Copy every entry word for word, but skip the pictures.

**DATA SHOWN:**
^^^^

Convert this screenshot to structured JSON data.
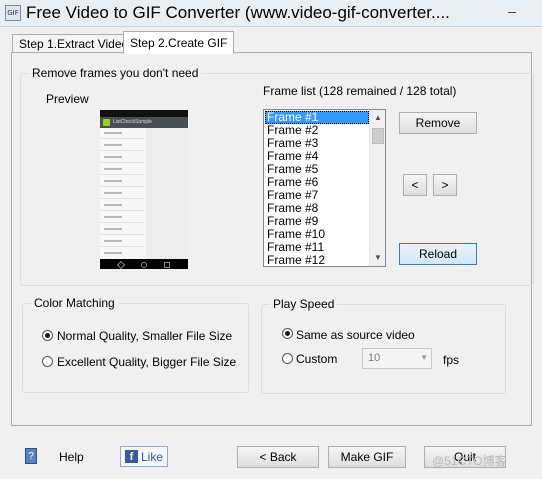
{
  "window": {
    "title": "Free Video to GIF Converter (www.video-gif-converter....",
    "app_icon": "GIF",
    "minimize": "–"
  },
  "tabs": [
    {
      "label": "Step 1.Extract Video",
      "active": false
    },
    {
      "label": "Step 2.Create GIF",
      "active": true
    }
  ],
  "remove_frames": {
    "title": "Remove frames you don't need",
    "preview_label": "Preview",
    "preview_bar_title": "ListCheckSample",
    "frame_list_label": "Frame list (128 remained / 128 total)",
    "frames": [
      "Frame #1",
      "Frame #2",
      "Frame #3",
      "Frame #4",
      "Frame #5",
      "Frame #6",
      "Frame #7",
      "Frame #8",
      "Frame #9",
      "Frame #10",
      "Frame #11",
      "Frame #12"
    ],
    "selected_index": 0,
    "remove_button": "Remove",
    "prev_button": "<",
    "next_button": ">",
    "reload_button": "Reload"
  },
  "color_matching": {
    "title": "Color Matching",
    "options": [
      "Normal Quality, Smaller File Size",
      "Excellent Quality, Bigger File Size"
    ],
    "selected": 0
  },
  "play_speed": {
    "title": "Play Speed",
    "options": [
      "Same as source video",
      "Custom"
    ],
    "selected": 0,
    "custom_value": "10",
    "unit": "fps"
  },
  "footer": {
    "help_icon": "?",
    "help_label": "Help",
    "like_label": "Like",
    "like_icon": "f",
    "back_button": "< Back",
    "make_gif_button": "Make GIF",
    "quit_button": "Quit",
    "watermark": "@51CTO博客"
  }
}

^^^^

**OUTPUT OF THE TASK:**
Convert this screenshot to structured JSON data.
{
  "window": {
    "title": "Free Video to GIF Converter (www.video-gif-converter....",
    "app_icon": "GIF",
    "minimize": "–"
  },
  "tabs": [
    {
      "label": "Step 1.Extract Video",
      "active": false
    },
    {
      "label": "Step 2.Create GIF",
      "active": true
    }
  ],
  "remove_frames": {
    "title": "Remove frames you don't need",
    "preview_label": "Preview",
    "preview_bar_title": "ListCheckSample",
    "frame_list_label": "Frame list (128 remained / 128 total)",
    "frames": [
      "Frame #1",
      "Frame #2",
      "Frame #3",
      "Frame #4",
      "Frame #5",
      "Frame #6",
      "Frame #7",
      "Frame #8",
      "Frame #9",
      "Frame #10",
      "Frame #11",
      "Frame #12"
    ],
    "selected_index": 0,
    "remove_button": "Remove",
    "prev_button": "<",
    "next_button": ">",
    "reload_button": "Reload"
  },
  "color_matching": {
    "title": "Color Matching",
    "options": [
      "Normal Quality, Smaller File Size",
      "Excellent Quality, Bigger File Size"
    ],
    "selected": 0
  },
  "play_speed": {
    "title": "Play Speed",
    "options": [
      "Same as source video",
      "Custom"
    ],
    "selected": 0,
    "custom_value": "10",
    "unit": "fps"
  },
  "footer": {
    "help_icon": "?",
    "help_label": "Help",
    "like_label": "Like",
    "like_icon": "f",
    "back_button": "< Back",
    "make_gif_button": "Make GIF",
    "quit_button": "Quit",
    "watermark": "@51CTO博客"
  }
}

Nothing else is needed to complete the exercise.